◆ **SHORT TASK**:
Without omitting anything, return the records precisely as given.

(Collected data)
##########

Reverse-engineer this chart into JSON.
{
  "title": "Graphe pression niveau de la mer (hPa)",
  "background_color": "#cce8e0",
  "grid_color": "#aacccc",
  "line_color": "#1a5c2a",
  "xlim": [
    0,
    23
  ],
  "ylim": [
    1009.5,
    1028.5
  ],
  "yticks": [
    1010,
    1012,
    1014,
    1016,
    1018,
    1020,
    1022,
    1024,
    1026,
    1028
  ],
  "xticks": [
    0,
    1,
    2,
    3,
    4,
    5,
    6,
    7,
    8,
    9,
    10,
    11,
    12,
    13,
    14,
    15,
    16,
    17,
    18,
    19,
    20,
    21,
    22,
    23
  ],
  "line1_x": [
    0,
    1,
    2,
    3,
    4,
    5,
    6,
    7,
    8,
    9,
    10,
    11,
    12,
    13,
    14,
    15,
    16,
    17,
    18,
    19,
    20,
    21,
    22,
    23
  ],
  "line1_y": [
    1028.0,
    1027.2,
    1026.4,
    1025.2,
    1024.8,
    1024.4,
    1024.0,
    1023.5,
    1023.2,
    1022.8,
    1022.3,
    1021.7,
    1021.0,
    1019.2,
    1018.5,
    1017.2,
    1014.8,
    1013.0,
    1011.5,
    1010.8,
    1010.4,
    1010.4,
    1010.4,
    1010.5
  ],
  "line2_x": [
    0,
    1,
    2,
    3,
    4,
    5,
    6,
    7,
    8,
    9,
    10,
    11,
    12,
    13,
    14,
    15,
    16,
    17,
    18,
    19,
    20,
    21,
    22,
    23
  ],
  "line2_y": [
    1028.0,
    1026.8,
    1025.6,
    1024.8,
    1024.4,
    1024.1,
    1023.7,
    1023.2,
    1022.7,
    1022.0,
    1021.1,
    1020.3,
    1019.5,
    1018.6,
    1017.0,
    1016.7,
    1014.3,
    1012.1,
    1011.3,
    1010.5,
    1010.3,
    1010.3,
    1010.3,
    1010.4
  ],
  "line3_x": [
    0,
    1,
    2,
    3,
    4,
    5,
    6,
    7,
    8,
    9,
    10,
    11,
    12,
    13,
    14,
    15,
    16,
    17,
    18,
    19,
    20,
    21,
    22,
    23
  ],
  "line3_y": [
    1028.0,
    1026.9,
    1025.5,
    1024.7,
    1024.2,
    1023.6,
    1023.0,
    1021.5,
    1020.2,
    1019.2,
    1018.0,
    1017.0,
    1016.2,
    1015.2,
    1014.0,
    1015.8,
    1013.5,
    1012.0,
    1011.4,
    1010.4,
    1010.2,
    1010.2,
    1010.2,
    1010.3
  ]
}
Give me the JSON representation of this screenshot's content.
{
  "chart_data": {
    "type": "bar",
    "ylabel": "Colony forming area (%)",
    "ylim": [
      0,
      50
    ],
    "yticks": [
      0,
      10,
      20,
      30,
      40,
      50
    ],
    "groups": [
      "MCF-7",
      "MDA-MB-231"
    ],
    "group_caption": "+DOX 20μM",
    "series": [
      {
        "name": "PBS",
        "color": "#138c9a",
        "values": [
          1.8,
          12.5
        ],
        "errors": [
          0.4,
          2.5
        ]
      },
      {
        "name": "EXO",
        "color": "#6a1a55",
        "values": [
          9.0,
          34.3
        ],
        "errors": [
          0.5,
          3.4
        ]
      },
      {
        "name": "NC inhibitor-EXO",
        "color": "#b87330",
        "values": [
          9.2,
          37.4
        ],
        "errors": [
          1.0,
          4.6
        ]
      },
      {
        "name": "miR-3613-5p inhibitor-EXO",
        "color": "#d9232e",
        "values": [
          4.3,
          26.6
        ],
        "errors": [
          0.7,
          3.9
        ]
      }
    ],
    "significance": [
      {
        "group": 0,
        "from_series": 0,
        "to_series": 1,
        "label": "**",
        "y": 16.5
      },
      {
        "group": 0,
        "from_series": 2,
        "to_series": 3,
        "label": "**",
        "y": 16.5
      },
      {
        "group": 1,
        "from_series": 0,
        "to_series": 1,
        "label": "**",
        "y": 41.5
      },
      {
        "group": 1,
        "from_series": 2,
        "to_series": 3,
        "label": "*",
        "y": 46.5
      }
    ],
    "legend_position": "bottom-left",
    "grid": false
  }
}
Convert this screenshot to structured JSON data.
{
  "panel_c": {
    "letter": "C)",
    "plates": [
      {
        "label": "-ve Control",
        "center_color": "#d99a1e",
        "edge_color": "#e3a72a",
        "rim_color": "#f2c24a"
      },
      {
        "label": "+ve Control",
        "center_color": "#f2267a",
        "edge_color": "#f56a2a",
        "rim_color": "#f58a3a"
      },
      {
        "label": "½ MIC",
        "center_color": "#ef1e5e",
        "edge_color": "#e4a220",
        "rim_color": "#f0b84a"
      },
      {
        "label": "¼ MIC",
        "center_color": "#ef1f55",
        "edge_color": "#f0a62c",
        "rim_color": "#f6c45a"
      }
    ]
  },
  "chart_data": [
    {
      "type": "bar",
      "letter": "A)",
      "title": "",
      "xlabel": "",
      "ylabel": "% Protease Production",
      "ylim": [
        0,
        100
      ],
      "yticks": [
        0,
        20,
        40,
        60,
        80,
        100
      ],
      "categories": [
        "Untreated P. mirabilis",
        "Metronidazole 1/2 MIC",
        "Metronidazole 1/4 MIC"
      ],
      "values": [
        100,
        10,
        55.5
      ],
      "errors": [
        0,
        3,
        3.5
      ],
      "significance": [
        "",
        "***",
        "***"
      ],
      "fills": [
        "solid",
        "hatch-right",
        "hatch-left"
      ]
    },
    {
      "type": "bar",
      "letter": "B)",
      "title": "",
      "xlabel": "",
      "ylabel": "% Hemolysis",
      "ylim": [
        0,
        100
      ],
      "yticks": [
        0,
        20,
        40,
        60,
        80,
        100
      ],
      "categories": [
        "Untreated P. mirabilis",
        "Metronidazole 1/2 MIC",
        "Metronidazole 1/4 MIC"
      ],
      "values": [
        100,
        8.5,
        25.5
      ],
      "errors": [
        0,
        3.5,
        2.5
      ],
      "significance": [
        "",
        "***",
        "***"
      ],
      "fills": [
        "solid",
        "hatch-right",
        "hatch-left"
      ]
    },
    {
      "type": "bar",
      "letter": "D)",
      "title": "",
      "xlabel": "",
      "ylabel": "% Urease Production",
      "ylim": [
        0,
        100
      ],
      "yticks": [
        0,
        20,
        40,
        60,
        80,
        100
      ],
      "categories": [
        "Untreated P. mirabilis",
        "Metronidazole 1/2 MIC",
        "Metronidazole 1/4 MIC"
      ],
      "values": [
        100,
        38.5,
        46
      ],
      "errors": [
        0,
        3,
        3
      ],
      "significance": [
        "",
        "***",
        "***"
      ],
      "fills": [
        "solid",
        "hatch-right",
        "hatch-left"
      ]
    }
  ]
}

##########

◆ **CORRECT ANSWER**:
Reverse-engineer this chart into JSON.
{
  "title": "Graphe pression niveau de la mer (hPa)",
  "background_color": "#cce8e0",
  "grid_color": "#aacccc",
  "line_color": "#1a5c2a",
  "xlim": [
    0,
    23
  ],
  "ylim": [
    1009.5,
    1028.5
  ],
  "yticks": [
    1010,
    1012,
    1014,
    1016,
    1018,
    1020,
    1022,
    1024,
    1026,
    1028
  ],
  "xticks": [
    0,
    1,
    2,
    3,
    4,
    5,
    6,
    7,
    8,
    9,
    10,
    11,
    12,
    13,
    14,
    15,
    16,
    17,
    18,
    19,
    20,
    21,
    22,
    23
  ],
  "line1_x": [
    0,
    1,
    2,
    3,
    4,
    5,
    6,
    7,
    8,
    9,
    10,
    11,
    12,
    13,
    14,
    15,
    16,
    17,
    18,
    19,
    20,
    21,
    22,
    23
  ],
  "line1_y": [
    1028.0,
    1027.2,
    1026.4,
    1025.2,
    1024.8,
    1024.4,
    1024.0,
    1023.5,
    1023.2,
    1022.8,
    1022.3,
    1021.7,
    1021.0,
    1019.2,
    1018.5,
    1017.2,
    1014.8,
    1013.0,
    1011.5,
    1010.8,
    1010.4,
    1010.4,
    1010.4,
    1010.5
  ],
  "line2_x": [
    0,
    1,
    2,
    3,
    4,
    5,
    6,
    7,
    8,
    9,
    10,
    11,
    12,
    13,
    14,
    15,
    16,
    17,
    18,
    19,
    20,
    21,
    22,
    23
  ],
  "line2_y": [
    1028.0,
    1026.8,
    1025.6,
    1024.8,
    1024.4,
    1024.1,
    1023.7,
    1023.2,
    1022.7,
    1022.0,
    1021.1,
    1020.3,
    1019.5,
    1018.6,
    1017.0,
    1016.7,
    1014.3,
    1012.1,
    1011.3,
    1010.5,
    1010.3,
    1010.3,
    1010.3,
    1010.4
  ],
  "line3_x": [
    0,
    1,
    2,
    3,
    4,
    5,
    6,
    7,
    8,
    9,
    10,
    11,
    12,
    13,
    14,
    15,
    16,
    17,
    18,
    19,
    20,
    21,
    22,
    23
  ],
  "line3_y": [
    1028.0,
    1026.9,
    1025.5,
    1024.7,
    1024.2,
    1023.6,
    1023.0,
    1021.5,
    1020.2,
    1019.2,
    1018.0,
    1017.0,
    1016.2,
    1015.2,
    1014.0,
    1015.8,
    1013.5,
    1012.0,
    1011.4,
    1010.4,
    1010.2,
    1010.2,
    1010.2,
    1010.3
  ]
}
Give me the JSON representation of this screenshot's content.
{
  "chart_data": {
    "type": "bar",
    "ylabel": "Colony forming area (%)",
    "ylim": [
      0,
      50
    ],
    "yticks": [
      0,
      10,
      20,
      30,
      40,
      50
    ],
    "groups": [
      "MCF-7",
      "MDA-MB-231"
    ],
    "group_caption": "+DOX 20μM",
    "series": [
      {
        "name": "PBS",
        "color": "#138c9a",
        "values": [
          1.8,
          12.5
        ],
        "errors": [
          0.4,
          2.5
        ]
      },
      {
        "name": "EXO",
        "color": "#6a1a55",
        "values": [
          9.0,
          34.3
        ],
        "errors": [
          0.5,
          3.4
        ]
      },
      {
        "name": "NC inhibitor-EXO",
        "color": "#b87330",
        "values": [
          9.2,
          37.4
        ],
        "errors": [
          1.0,
          4.6
        ]
      },
      {
        "name": "miR-3613-5p inhibitor-EXO",
        "color": "#d9232e",
        "values": [
          4.3,
          26.6
        ],
        "errors": [
          0.7,
          3.9
        ]
      }
    ],
    "significance": [
      {
        "group": 0,
        "from_series": 0,
        "to_series": 1,
        "label": "**",
        "y": 16.5
      },
      {
        "group": 0,
        "from_series": 2,
        "to_series": 3,
        "label": "**",
        "y": 16.5
      },
      {
        "group": 1,
        "from_series": 0,
        "to_series": 1,
        "label": "**",
        "y": 41.5
      },
      {
        "group": 1,
        "from_series": 2,
        "to_series": 3,
        "label": "*",
        "y": 46.5
      }
    ],
    "legend_position": "bottom-left",
    "grid": false
  }
}
Convert this screenshot to structured JSON data.
{
  "panel_c": {
    "letter": "C)",
    "plates": [
      {
        "label": "-ve Control",
        "center_color": "#d99a1e",
        "edge_color": "#e3a72a",
        "rim_color": "#f2c24a"
      },
      {
        "label": "+ve Control",
        "center_color": "#f2267a",
        "edge_color": "#f56a2a",
        "rim_color": "#f58a3a"
      },
      {
        "label": "½ MIC",
        "center_color": "#ef1e5e",
        "edge_color": "#e4a220",
        "rim_color": "#f0b84a"
      },
      {
        "label": "¼ MIC",
        "center_color": "#ef1f55",
        "edge_color": "#f0a62c",
        "rim_color": "#f6c45a"
      }
    ]
  },
  "chart_data": [
    {
      "type": "bar",
      "letter": "A)",
      "title": "",
      "xlabel": "",
      "ylabel": "% Protease Production",
      "ylim": [
        0,
        100
      ],
      "yticks": [
        0,
        20,
        40,
        60,
        80,
        100
      ],
      "categories": [
        "Untreated P. mirabilis",
        "Metronidazole 1/2 MIC",
        "Metronidazole 1/4 MIC"
      ],
      "values": [
        100,
        10,
        55.5
      ],
      "errors": [
        0,
        3,
        3.5
      ],
      "significance": [
        "",
        "***",
        "***"
      ],
      "fills": [
        "solid",
        "hatch-right",
        "hatch-left"
      ]
    },
    {
      "type": "bar",
      "letter": "B)",
      "title": "",
      "xlabel": "",
      "ylabel": "% Hemolysis",
      "ylim": [
        0,
        100
      ],
      "yticks": [
        0,
        20,
        40,
        60,
        80,
        100
      ],
      "categories": [
        "Untreated P. mirabilis",
        "Metronidazole 1/2 MIC",
        "Metronidazole 1/4 MIC"
      ],
      "values": [
        100,
        8.5,
        25.5
      ],
      "errors": [
        0,
        3.5,
        2.5
      ],
      "significance": [
        "",
        "***",
        "***"
      ],
      "fills": [
        "solid",
        "hatch-right",
        "hatch-left"
      ]
    },
    {
      "type": "bar",
      "letter": "D)",
      "title": "",
      "xlabel": "",
      "ylabel": "% Urease Production",
      "ylim": [
        0,
        100
      ],
      "yticks": [
        0,
        20,
        40,
        60,
        80,
        100
      ],
      "categories": [
        "Untreated P. mirabilis",
        "Metronidazole 1/2 MIC",
        "Metronidazole 1/4 MIC"
      ],
      "values": [
        100,
        38.5,
        46
      ],
      "errors": [
        0,
        3,
        3
      ],
      "significance": [
        "",
        "***",
        "***"
      ],
      "fills": [
        "solid",
        "hatch-right",
        "hatch-left"
      ]
    }
  ]
}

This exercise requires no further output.